### Task goal
Locate and copy each line in the data that contains the word "minimum".

### Provided information

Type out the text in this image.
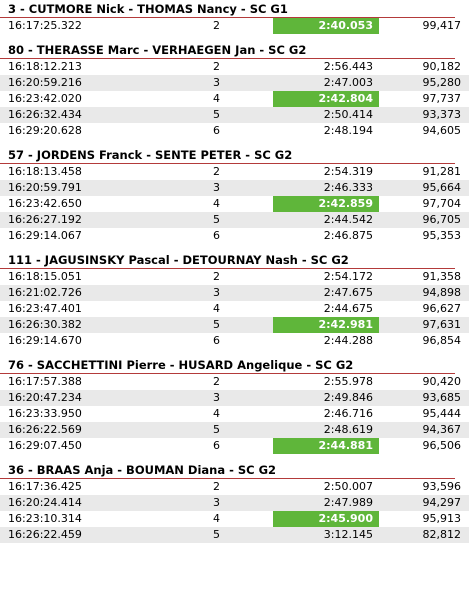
3 - CUTMORE Nick - THOMAS Nancy - SC G1
16:17:25.322	2	2:40.053	99,417
80 - THERASSE Marc - VERHAEGEN Jan - SC G2
16:18:12.213	2	2:56.443	90,182
16:20:59.216	3	2:47.003	95,280
16:23:42.020	4	2:42.804	97,737
16:26:32.434	5	2:50.414	93,373
16:29:20.628	6	2:48.194	94,605
57 - JORDENS Franck - SENTE PETER - SC G2
16:18:13.458	2	2:54.319	91,281
16:20:59.791	3	2:46.333	95,664
16:23:42.650	4	2:42.859	97,704
16:26:27.192	5	2:44.542	96,705
16:29:14.067	6	2:46.875	95,353
111 - JAGUSINSKY Pascal - DETOURNAY Nash - SC G2
16:18:15.051	2	2:54.172	91,358
16:21:02.726	3	2:47.675	94,898
16:23:47.401	4	2:44.675	96,627
16:26:30.382	5	2:42.981	97,631
16:29:14.670	6	2:44.288	96,854
76 - SACCHETTINI Pierre - HUSARD Angelique - SC G2
16:17:57.388	2	2:55.978	90,420
16:20:47.234	3	2:49.846	93,685
16:23:33.950	4	2:46.716	95,444
16:26:22.569	5	2:48.619	94,367
16:29:07.450	6	2:44.881	96,506
36 - BRAAS Anja - BOUMAN Diana - SC G2
16:17:36.425	2	2:50.007	93,596
16:20:24.414	3	2:47.989	94,297
16:23:10.314	4	2:45.900	95,913
16:26:22.459	5	3:12.145	82,812
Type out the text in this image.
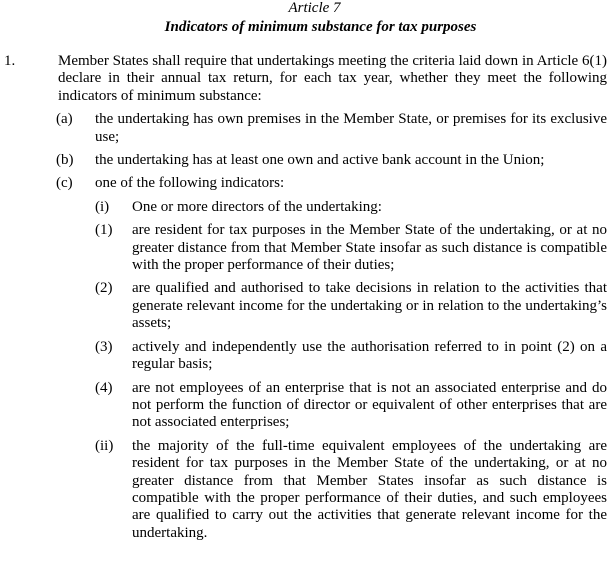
Article 7
Indicators of minimum substance for tax purposes
1.	Member States shall require that undertakings meeting the criteria laid down in Article 6(1) declare in their annual tax return, for each tax year, whether they meet the following indicators of minimum substance:
(a) the undertaking has own premises in the Member State, or premises for its exclusive use;
(b) the undertaking has at least one own and active bank account in the Union;
(c) one of the following indicators:
(i) One or more directors of the undertaking:
(1) are resident for tax purposes in the Member State of the undertaking, or at no greater distance from that Member State insofar as such distance is compatible with the proper performance of their duties;
(2) are qualified and authorised to take decisions in relation to the activities that generate relevant income for the undertaking or in relation to the undertaking’s assets;
(3) actively and independently use the authorisation referred to in point (2) on a regular basis;
(4) are not employees of an enterprise that is not an associated enterprise and do not perform the function of director or equivalent of other enterprises that are not associated enterprises;
(ii) the majority of the full-time equivalent employees of the undertaking are resident for tax purposes in the Member State of the undertaking, or at no greater distance from that Member States insofar as such distance is compatible with the proper performance of their duties, and such employees are qualified to carry out the activities that generate relevant income for the undertaking.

### Written response
Indicators of minimum substance for tax purposes
1.	Member States shall require that undertakings meeting the criteria laid down in Article 6(1) declare in their annual tax return, for each tax year, whether they meet the following indicators of minimum substance:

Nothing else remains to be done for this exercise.